Directions
Could you copy, word for word, only the lines from the one containing "Extract all readable text from this page." through the last line of the records below, both included?

Extracted material
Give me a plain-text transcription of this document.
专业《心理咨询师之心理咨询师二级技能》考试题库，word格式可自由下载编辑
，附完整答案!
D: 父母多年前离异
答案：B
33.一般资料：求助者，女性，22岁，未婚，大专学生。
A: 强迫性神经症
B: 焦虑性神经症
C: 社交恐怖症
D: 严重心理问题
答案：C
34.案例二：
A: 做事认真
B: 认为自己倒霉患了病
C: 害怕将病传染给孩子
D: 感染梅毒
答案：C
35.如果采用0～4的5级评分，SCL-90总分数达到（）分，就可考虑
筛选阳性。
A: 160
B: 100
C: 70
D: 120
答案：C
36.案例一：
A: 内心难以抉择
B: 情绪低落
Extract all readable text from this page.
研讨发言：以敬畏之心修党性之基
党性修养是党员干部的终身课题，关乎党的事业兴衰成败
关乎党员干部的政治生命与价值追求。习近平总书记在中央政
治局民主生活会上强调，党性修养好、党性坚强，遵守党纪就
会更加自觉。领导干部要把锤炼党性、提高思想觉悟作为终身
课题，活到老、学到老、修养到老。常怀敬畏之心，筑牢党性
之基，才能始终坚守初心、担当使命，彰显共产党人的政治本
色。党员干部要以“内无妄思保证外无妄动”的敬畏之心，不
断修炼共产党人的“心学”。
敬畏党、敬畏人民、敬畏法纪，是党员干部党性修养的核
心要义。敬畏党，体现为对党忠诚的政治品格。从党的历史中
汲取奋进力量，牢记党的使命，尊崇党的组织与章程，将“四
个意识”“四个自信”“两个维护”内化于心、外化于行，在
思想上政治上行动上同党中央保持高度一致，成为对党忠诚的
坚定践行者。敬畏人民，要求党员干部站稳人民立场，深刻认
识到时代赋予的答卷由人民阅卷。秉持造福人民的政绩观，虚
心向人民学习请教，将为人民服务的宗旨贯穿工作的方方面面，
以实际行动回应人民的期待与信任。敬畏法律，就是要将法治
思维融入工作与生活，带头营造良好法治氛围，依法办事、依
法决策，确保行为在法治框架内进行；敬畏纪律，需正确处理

Final result
Extract all readable text from this page.
研讨发言：以敬畏之心修党性之基
党性修养是党员干部的终身课题，关乎党的事业兴衰成败
关乎党员干部的政治生命与价值追求。习近平总书记在中央政
治局民主生活会上强调，党性修养好、党性坚强，遵守党纪就
会更加自觉。领导干部要把锤炼党性、提高思想觉悟作为终身
课题，活到老、学到老、修养到老。常怀敬畏之心，筑牢党性
之基，才能始终坚守初心、担当使命，彰显共产党人的政治本
色。党员干部要以“内无妄思保证外无妄动”的敬畏之心，不
断修炼共产党人的“心学”。
敬畏党、敬畏人民、敬畏法纪，是党员干部党性修养的核
心要义。敬畏党，体现为对党忠诚的政治品格。从党的历史中
汲取奋进力量，牢记党的使命，尊崇党的组织与章程，将“四
个意识”“四个自信”“两个维护”内化于心、外化于行，在
思想上政治上行动上同党中央保持高度一致，成为对党忠诚的
坚定践行者。敬畏人民，要求党员干部站稳人民立场，深刻认
识到时代赋予的答卷由人民阅卷。秉持造福人民的政绩观，虚
心向人民学习请教，将为人民服务的宗旨贯穿工作的方方面面，
以实际行动回应人民的期待与信任。敬畏法律，就是要将法治
思维融入工作与生活，带头营造良好法治氛围，依法办事、依
法决策，确保行为在法治框架内进行；敬畏纪律，需正确处理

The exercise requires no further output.